## Begin

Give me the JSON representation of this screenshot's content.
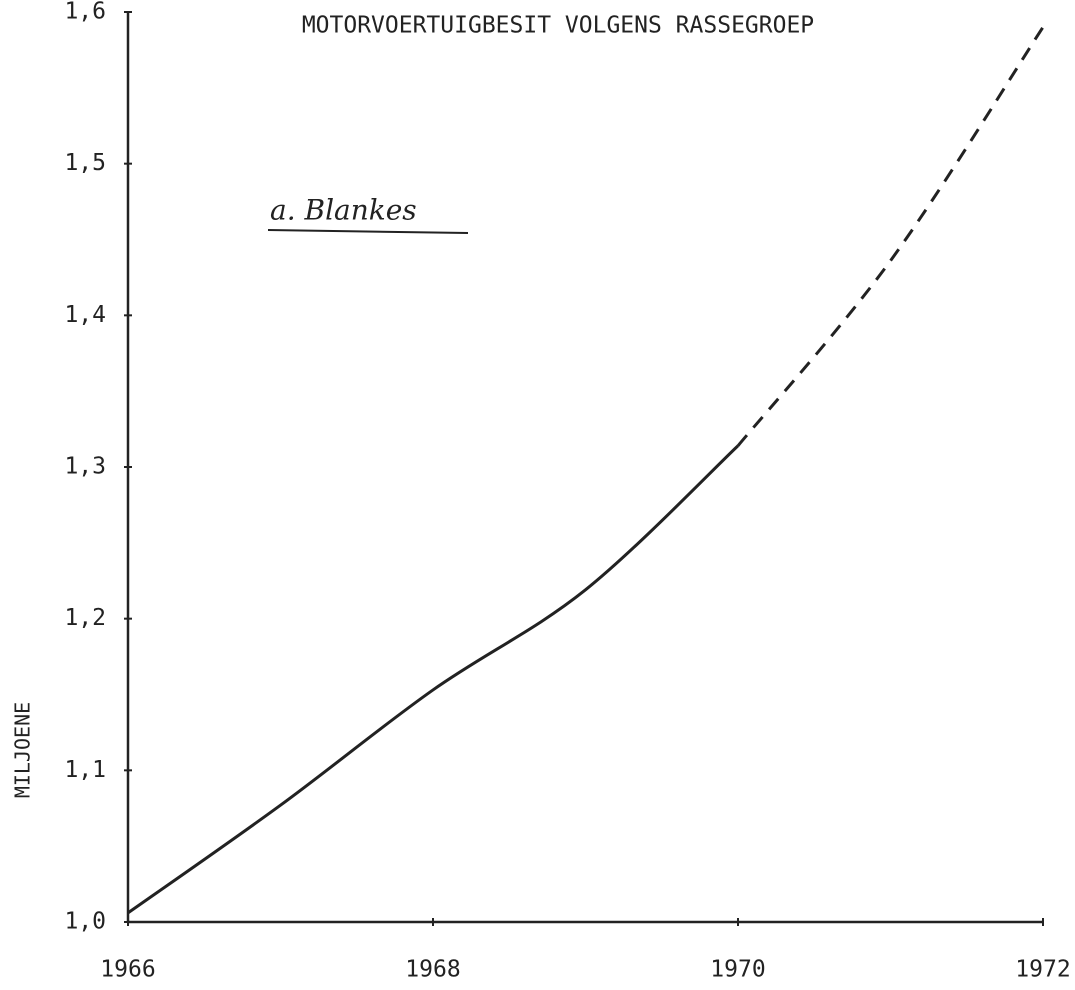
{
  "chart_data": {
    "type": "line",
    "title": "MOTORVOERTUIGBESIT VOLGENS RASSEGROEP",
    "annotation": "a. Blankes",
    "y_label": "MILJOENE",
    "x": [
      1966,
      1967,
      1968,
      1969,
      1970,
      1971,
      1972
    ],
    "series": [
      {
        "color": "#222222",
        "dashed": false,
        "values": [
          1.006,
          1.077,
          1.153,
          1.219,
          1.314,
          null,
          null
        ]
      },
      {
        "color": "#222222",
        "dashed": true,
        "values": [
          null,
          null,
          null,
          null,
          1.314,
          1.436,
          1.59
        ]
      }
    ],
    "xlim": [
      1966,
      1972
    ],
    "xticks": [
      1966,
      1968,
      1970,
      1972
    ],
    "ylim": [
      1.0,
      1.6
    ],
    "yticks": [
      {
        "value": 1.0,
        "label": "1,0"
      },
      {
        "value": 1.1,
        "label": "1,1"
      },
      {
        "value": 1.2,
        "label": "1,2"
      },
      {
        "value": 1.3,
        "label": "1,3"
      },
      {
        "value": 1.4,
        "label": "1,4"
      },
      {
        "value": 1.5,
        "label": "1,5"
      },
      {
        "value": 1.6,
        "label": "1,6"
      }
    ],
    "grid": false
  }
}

## End
## Begin

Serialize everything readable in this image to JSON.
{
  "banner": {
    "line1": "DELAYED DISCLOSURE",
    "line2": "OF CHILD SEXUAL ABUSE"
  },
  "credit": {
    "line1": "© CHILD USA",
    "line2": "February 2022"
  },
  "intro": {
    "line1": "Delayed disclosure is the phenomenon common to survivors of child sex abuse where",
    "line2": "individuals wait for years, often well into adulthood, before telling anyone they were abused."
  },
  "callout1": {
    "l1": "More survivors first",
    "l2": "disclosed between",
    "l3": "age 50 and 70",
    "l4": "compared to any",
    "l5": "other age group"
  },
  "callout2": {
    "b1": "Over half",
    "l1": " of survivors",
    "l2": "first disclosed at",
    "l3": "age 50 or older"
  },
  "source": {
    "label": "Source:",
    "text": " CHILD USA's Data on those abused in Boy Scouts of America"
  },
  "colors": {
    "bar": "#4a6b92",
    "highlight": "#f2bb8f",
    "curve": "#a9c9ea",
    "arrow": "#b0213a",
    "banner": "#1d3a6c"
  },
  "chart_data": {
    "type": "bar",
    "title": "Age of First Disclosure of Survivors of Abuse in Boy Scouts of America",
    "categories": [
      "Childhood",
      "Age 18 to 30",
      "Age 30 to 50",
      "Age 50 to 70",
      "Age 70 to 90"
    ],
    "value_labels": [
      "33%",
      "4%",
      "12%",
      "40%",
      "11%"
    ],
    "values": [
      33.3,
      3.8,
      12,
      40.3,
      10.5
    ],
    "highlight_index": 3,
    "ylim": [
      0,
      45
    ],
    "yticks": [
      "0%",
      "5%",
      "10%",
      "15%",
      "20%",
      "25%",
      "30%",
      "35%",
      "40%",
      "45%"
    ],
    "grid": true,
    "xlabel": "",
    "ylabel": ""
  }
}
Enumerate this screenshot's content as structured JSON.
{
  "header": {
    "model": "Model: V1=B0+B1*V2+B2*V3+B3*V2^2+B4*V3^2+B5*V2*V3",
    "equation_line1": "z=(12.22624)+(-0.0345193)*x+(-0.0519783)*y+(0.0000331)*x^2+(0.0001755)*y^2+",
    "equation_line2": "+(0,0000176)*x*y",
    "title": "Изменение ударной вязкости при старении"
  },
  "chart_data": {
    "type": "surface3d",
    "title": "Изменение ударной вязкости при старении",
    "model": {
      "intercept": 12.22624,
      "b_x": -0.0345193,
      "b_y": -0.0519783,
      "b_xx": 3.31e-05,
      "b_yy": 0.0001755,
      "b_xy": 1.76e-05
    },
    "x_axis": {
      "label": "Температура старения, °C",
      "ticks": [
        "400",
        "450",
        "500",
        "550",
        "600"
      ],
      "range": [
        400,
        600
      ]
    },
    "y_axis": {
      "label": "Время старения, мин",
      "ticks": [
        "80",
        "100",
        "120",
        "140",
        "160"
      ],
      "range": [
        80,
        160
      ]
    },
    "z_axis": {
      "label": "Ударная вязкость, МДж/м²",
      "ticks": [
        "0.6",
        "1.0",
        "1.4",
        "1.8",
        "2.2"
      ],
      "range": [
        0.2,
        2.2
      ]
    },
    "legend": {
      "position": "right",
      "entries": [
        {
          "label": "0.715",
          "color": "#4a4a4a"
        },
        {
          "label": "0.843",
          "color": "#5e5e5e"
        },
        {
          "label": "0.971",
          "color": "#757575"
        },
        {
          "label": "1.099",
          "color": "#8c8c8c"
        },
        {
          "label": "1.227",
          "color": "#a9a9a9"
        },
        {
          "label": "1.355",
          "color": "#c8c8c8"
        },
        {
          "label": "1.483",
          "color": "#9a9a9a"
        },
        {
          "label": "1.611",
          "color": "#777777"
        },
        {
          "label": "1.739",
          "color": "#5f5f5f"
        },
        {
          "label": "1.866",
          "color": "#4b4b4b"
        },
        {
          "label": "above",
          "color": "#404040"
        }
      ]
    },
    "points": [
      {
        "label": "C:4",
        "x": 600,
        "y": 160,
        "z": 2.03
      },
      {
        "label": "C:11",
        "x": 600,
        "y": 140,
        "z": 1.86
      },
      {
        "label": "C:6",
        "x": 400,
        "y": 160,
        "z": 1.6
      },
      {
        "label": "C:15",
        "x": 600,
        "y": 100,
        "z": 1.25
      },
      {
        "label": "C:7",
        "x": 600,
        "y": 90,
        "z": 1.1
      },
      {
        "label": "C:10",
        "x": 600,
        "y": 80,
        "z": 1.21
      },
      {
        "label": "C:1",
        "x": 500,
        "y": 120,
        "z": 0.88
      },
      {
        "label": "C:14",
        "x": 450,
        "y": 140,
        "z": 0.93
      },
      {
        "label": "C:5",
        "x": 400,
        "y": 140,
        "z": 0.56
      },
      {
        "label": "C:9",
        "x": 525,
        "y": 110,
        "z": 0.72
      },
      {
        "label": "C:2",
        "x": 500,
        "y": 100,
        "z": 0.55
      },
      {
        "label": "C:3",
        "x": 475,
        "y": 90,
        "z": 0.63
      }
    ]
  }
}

## End
## Begin

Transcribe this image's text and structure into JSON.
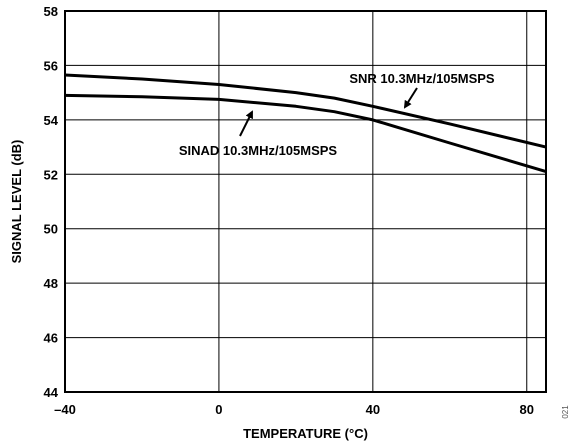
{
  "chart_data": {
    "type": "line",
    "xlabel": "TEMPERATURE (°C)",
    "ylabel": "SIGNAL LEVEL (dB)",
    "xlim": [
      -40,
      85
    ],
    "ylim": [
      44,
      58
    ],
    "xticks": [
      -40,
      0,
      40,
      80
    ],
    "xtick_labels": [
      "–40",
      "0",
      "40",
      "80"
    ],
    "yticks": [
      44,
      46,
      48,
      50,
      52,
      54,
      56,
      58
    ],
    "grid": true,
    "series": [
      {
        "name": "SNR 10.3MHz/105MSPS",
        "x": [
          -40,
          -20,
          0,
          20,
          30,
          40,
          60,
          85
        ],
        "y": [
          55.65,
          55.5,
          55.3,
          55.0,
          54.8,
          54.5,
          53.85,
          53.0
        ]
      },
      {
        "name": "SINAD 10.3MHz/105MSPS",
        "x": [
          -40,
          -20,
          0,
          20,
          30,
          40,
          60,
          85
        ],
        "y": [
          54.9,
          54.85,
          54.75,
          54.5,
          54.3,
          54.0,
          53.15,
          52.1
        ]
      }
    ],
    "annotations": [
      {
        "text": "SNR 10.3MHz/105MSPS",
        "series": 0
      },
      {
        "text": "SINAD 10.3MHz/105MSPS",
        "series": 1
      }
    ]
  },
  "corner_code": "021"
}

## End

## Exercise instructions
Across the records above, count the lines holding "старения" and reply with that number alone.

## Full solution
2